§ **Requirements**
Identify, in the records below, every line where the string "that" appears, and copy each such line.

§ **Records for this task**
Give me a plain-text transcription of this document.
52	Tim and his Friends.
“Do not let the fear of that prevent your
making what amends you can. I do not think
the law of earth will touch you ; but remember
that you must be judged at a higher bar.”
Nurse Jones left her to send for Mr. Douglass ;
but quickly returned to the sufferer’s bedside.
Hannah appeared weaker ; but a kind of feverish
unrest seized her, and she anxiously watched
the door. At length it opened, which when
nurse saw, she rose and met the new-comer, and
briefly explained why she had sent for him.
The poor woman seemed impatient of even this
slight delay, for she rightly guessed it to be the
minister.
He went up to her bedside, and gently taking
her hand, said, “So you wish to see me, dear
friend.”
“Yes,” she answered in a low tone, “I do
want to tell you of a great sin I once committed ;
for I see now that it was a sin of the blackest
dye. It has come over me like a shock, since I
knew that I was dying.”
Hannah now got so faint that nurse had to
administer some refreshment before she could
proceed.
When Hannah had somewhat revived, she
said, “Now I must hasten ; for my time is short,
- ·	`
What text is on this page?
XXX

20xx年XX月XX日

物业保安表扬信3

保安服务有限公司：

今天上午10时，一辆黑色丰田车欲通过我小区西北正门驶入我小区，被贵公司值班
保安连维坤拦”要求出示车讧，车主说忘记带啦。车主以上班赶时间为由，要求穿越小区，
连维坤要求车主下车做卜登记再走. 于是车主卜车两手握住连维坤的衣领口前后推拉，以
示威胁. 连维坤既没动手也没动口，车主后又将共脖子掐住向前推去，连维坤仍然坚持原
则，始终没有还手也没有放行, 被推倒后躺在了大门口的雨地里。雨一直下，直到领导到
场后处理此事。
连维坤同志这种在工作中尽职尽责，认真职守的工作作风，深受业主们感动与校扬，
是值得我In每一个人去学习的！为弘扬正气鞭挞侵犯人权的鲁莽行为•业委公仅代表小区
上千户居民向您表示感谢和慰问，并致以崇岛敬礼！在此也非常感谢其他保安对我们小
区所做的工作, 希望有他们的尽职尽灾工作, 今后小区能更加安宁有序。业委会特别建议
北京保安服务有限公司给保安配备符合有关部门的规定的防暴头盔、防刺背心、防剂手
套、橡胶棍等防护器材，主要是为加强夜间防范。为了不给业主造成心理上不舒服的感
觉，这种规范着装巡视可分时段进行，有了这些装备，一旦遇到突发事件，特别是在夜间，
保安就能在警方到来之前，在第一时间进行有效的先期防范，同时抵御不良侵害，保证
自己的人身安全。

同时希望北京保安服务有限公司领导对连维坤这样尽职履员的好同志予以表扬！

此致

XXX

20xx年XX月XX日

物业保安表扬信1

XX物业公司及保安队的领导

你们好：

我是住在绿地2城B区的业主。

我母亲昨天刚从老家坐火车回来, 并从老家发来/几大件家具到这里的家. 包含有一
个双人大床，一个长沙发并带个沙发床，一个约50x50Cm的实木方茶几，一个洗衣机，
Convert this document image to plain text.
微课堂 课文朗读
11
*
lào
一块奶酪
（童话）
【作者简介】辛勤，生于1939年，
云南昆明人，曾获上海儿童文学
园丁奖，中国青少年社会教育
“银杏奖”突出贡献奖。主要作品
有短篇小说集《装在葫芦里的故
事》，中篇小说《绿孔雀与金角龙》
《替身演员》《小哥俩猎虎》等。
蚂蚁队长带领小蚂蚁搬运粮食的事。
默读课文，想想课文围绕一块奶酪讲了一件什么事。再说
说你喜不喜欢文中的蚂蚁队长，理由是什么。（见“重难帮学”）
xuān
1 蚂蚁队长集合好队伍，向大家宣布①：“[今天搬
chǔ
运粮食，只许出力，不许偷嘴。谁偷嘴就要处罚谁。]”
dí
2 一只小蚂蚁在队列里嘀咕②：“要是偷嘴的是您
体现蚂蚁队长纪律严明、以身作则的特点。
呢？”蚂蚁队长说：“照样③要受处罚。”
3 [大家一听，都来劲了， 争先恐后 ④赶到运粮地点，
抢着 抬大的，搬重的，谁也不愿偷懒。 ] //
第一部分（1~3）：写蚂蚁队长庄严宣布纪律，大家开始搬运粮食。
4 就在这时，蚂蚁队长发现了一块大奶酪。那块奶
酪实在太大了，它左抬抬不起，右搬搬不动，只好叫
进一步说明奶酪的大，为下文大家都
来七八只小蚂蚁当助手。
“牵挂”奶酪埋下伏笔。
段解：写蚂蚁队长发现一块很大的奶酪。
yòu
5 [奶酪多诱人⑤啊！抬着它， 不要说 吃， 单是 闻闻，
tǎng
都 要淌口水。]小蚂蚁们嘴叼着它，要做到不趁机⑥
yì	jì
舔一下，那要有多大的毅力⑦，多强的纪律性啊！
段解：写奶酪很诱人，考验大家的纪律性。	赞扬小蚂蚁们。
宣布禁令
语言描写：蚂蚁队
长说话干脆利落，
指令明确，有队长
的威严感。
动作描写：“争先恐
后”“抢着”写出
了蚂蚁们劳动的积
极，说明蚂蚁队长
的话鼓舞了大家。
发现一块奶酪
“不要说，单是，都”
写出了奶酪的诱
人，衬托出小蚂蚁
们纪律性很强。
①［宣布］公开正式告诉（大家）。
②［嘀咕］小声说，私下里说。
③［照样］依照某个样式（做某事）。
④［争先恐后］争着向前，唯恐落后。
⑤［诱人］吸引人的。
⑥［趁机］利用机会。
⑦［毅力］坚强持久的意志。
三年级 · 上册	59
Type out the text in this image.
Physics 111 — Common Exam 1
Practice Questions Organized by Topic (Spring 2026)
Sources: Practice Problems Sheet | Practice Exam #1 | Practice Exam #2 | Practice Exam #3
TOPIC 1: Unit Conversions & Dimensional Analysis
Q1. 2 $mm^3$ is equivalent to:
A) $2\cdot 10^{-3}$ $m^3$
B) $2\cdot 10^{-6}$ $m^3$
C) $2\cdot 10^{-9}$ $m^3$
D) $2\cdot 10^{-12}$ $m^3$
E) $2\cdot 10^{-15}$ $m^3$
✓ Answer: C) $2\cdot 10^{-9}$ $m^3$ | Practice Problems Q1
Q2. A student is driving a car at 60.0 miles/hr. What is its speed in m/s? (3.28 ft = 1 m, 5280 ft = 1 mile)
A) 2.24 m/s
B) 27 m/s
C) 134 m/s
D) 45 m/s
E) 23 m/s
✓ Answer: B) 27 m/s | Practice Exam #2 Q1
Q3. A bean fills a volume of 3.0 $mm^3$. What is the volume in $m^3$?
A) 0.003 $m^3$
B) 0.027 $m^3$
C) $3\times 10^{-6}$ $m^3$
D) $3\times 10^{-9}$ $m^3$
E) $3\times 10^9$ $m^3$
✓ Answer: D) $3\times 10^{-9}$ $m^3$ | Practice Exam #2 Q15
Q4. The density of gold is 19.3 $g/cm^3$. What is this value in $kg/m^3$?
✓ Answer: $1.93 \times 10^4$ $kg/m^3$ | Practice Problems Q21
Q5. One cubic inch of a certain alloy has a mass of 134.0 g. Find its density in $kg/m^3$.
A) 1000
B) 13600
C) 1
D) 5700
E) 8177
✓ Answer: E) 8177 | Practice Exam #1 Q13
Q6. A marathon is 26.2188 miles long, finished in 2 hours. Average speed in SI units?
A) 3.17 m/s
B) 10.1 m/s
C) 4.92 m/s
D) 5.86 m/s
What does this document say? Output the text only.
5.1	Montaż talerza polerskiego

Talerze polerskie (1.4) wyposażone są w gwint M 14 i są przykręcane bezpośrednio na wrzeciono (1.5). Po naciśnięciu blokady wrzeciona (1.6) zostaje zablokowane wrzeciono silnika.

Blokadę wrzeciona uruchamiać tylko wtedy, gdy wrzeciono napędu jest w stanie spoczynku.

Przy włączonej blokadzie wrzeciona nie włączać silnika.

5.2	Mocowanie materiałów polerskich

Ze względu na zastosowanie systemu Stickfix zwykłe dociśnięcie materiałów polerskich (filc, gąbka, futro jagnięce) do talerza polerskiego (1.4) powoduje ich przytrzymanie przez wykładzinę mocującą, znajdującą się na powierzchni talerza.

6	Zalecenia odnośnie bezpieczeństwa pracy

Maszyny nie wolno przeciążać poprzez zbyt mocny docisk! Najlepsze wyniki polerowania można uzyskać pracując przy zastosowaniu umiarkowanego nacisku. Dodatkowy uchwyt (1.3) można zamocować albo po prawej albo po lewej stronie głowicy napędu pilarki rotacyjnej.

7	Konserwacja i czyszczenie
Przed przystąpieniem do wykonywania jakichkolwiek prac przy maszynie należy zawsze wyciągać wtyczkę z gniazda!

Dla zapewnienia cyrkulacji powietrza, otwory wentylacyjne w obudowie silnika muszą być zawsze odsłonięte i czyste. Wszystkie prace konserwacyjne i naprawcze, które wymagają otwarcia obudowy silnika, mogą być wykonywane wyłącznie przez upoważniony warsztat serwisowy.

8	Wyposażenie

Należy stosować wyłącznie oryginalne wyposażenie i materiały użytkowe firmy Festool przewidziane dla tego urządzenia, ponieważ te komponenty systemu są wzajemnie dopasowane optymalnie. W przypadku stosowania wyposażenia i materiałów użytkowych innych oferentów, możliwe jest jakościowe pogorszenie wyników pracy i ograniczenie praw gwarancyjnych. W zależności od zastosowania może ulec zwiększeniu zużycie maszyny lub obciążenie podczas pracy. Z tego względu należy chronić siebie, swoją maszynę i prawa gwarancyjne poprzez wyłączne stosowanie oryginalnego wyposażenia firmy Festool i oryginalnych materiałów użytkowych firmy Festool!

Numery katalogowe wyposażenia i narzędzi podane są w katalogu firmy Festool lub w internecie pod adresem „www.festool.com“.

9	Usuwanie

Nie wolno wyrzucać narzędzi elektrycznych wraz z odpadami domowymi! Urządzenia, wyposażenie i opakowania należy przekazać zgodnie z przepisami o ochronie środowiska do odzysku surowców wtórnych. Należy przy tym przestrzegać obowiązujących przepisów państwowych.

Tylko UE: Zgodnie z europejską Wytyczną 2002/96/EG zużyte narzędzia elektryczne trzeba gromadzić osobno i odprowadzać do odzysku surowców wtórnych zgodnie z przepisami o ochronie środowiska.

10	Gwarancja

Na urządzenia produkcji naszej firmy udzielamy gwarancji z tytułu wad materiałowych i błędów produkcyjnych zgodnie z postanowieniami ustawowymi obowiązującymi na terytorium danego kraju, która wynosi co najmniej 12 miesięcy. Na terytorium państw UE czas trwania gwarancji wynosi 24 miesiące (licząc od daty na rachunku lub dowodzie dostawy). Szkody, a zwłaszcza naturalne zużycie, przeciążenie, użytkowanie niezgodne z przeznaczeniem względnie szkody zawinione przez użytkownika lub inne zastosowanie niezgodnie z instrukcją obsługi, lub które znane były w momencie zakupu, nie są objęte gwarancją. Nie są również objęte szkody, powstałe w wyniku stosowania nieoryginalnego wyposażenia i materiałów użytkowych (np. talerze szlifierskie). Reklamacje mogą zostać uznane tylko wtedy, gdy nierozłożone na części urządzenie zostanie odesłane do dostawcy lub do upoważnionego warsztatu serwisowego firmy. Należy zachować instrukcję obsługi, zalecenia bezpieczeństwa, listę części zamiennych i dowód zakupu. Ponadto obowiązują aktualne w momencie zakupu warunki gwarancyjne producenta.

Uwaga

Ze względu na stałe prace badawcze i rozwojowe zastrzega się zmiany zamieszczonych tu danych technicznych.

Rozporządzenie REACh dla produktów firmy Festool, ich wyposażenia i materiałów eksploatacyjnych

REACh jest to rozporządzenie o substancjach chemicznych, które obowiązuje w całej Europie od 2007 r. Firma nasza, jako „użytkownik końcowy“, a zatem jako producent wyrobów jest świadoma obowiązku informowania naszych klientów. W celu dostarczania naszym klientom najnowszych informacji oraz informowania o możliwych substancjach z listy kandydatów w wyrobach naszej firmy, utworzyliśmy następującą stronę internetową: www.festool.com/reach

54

§ **Task solution**
“Do not let the fear of that prevent your
that you must be judged at a higher bar.”
for I see now that it was a sin of the blackest
knew that I was dying.”
Hannah now got so faint that nurse had to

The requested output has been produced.